═════ Given data
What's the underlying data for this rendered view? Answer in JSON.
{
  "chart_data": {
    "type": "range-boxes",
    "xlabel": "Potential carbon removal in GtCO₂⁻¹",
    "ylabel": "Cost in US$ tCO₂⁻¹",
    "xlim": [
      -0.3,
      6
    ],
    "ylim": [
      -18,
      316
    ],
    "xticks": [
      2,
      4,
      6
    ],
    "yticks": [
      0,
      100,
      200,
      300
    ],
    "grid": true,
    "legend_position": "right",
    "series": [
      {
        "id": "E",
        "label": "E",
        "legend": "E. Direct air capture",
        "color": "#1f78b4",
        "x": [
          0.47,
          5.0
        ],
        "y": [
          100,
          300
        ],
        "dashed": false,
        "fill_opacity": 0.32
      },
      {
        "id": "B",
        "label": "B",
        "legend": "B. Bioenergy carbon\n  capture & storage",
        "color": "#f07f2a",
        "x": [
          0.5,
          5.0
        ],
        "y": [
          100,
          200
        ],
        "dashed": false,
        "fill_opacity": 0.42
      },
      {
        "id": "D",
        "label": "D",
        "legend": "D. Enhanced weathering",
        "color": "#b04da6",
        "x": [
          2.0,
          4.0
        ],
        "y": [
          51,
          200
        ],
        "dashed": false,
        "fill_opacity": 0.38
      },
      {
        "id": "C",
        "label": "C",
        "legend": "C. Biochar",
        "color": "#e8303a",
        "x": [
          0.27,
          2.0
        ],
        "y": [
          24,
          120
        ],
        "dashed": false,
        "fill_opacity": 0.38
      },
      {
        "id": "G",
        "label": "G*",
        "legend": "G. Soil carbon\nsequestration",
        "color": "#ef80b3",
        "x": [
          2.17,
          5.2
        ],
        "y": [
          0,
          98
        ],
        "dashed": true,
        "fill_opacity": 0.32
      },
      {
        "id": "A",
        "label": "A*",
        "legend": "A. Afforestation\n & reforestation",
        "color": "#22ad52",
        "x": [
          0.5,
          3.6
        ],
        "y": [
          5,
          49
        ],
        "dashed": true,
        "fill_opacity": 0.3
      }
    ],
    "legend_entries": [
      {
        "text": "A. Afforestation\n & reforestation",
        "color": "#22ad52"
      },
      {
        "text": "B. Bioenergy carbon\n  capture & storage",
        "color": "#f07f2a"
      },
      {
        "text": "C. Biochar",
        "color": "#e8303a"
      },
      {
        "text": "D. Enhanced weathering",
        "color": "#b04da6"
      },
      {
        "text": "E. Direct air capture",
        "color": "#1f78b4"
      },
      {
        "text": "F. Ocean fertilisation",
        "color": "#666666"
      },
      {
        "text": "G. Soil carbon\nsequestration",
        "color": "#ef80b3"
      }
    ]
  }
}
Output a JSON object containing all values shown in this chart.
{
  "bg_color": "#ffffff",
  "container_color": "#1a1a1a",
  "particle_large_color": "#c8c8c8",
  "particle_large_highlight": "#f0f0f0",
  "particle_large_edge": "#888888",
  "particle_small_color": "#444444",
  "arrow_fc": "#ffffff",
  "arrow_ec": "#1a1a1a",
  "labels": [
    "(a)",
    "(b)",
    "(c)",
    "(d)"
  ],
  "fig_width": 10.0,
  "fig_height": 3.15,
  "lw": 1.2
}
══════════
**Task prompt:** Every line from the one containing "Output a JSON" through the end of the data must be repeated exactly, and no other line.

**Output of the task:**
Output a JSON object containing all values shown in this chart.
{
  "bg_color": "#ffffff",
  "container_color": "#1a1a1a",
  "particle_large_color": "#c8c8c8",
  "particle_large_highlight": "#f0f0f0",
  "particle_large_edge": "#888888",
  "particle_small_color": "#444444",
  "arrow_fc": "#ffffff",
  "arrow_ec": "#1a1a1a",
  "labels": [
    "(a)",
    "(b)",
    "(c)",
    "(d)"
  ],
  "fig_width": 10.0,
  "fig_height": 3.15,
  "lw": 1.2
}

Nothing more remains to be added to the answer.